WORK INSTRUCTIONS: Below are some records: retype them all exactly, but not the pictures.

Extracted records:

- - - -

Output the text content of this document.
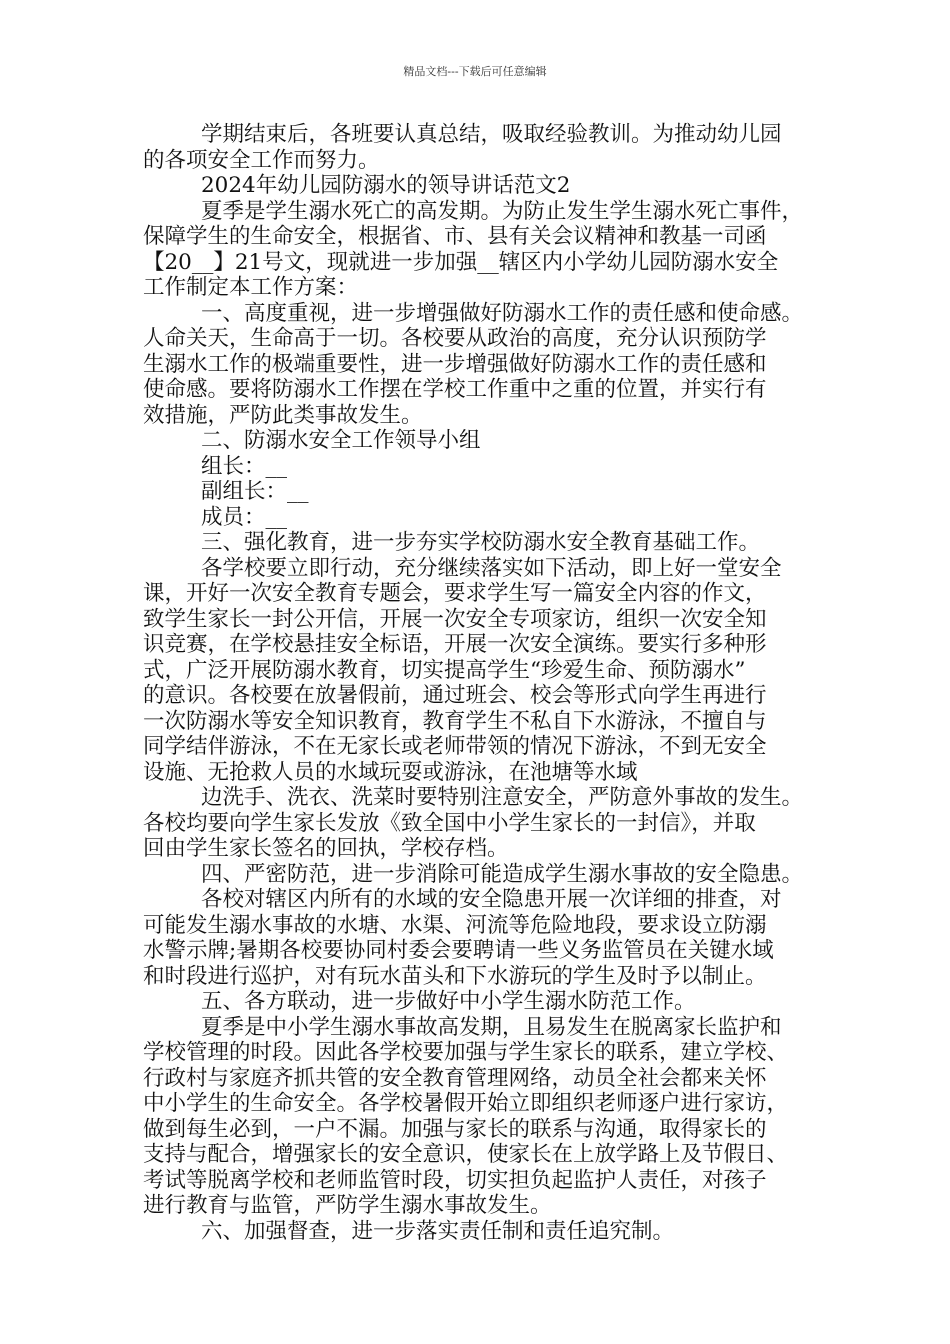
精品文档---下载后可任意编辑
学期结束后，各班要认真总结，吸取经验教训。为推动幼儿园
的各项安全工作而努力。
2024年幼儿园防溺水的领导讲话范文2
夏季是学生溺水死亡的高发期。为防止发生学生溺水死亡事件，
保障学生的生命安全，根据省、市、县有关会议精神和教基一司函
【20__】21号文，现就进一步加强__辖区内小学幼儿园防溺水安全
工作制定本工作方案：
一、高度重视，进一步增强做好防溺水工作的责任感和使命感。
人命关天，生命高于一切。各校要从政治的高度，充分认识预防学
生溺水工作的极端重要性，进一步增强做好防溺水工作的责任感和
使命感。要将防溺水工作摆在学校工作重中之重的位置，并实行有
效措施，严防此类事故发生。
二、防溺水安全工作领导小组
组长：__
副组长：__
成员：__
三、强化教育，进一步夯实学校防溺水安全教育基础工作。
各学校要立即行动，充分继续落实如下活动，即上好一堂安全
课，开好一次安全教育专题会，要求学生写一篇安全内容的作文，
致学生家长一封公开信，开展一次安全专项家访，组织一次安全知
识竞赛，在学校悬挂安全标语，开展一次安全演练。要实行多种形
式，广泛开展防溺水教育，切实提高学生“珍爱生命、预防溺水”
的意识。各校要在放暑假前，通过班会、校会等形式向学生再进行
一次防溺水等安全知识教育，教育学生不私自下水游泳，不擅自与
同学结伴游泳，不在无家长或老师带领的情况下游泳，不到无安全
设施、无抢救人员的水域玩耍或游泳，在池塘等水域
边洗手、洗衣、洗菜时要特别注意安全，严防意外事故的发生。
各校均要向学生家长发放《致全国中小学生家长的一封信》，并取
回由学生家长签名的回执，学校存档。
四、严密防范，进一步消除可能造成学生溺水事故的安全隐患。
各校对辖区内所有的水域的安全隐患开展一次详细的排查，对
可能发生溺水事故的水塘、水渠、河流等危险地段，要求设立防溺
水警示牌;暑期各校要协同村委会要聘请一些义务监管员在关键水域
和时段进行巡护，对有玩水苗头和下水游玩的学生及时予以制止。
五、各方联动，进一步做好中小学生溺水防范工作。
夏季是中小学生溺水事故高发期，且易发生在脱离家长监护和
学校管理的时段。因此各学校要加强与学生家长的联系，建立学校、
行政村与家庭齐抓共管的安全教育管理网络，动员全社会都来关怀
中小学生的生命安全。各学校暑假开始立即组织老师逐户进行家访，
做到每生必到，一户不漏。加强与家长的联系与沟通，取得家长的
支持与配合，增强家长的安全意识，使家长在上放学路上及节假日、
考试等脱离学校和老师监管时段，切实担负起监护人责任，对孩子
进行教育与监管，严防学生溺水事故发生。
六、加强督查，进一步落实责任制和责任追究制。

- - - -

RESULT OF THE TASK:
Output the text content of this document.
精品文档---下载后可任意编辑
学期结束后，各班要认真总结，吸取经验教训。为推动幼儿园
的各项安全工作而努力。
2024年幼儿园防溺水的领导讲话范文2
夏季是学生溺水死亡的高发期。为防止发生学生溺水死亡事件，
保障学生的生命安全，根据省、市、县有关会议精神和教基一司函
【20__】21号文，现就进一步加强__辖区内小学幼儿园防溺水安全
工作制定本工作方案：
一、高度重视，进一步增强做好防溺水工作的责任感和使命感。
人命关天，生命高于一切。各校要从政治的高度，充分认识预防学
生溺水工作的极端重要性，进一步增强做好防溺水工作的责任感和
使命感。要将防溺水工作摆在学校工作重中之重的位置，并实行有
效措施，严防此类事故发生。
二、防溺水安全工作领导小组
组长：__
副组长：__
成员：__
三、强化教育，进一步夯实学校防溺水安全教育基础工作。
各学校要立即行动，充分继续落实如下活动，即上好一堂安全
课，开好一次安全教育专题会，要求学生写一篇安全内容的作文，
致学生家长一封公开信，开展一次安全专项家访，组织一次安全知
识竞赛，在学校悬挂安全标语，开展一次安全演练。要实行多种形
式，广泛开展防溺水教育，切实提高学生“珍爱生命、预防溺水”
的意识。各校要在放暑假前，通过班会、校会等形式向学生再进行
一次防溺水等安全知识教育，教育学生不私自下水游泳，不擅自与
同学结伴游泳，不在无家长或老师带领的情况下游泳，不到无安全
设施、无抢救人员的水域玩耍或游泳，在池塘等水域
边洗手、洗衣、洗菜时要特别注意安全，严防意外事故的发生。
各校均要向学生家长发放《致全国中小学生家长的一封信》，并取
回由学生家长签名的回执，学校存档。
四、严密防范，进一步消除可能造成学生溺水事故的安全隐患。
各校对辖区内所有的水域的安全隐患开展一次详细的排查，对
可能发生溺水事故的水塘、水渠、河流等危险地段，要求设立防溺
水警示牌;暑期各校要协同村委会要聘请一些义务监管员在关键水域
和时段进行巡护，对有玩水苗头和下水游玩的学生及时予以制止。
五、各方联动，进一步做好中小学生溺水防范工作。
夏季是中小学生溺水事故高发期，且易发生在脱离家长监护和
学校管理的时段。因此各学校要加强与学生家长的联系，建立学校、
行政村与家庭齐抓共管的安全教育管理网络，动员全社会都来关怀
中小学生的生命安全。各学校暑假开始立即组织老师逐户进行家访，
做到每生必到，一户不漏。加强与家长的联系与沟通，取得家长的
支持与配合，增强家长的安全意识，使家长在上放学路上及节假日、
考试等脱离学校和老师监管时段，切实担负起监护人责任，对孩子
进行教育与监管，严防学生溺水事故发生。
六、加强督查，进一步落实责任制和责任追究制。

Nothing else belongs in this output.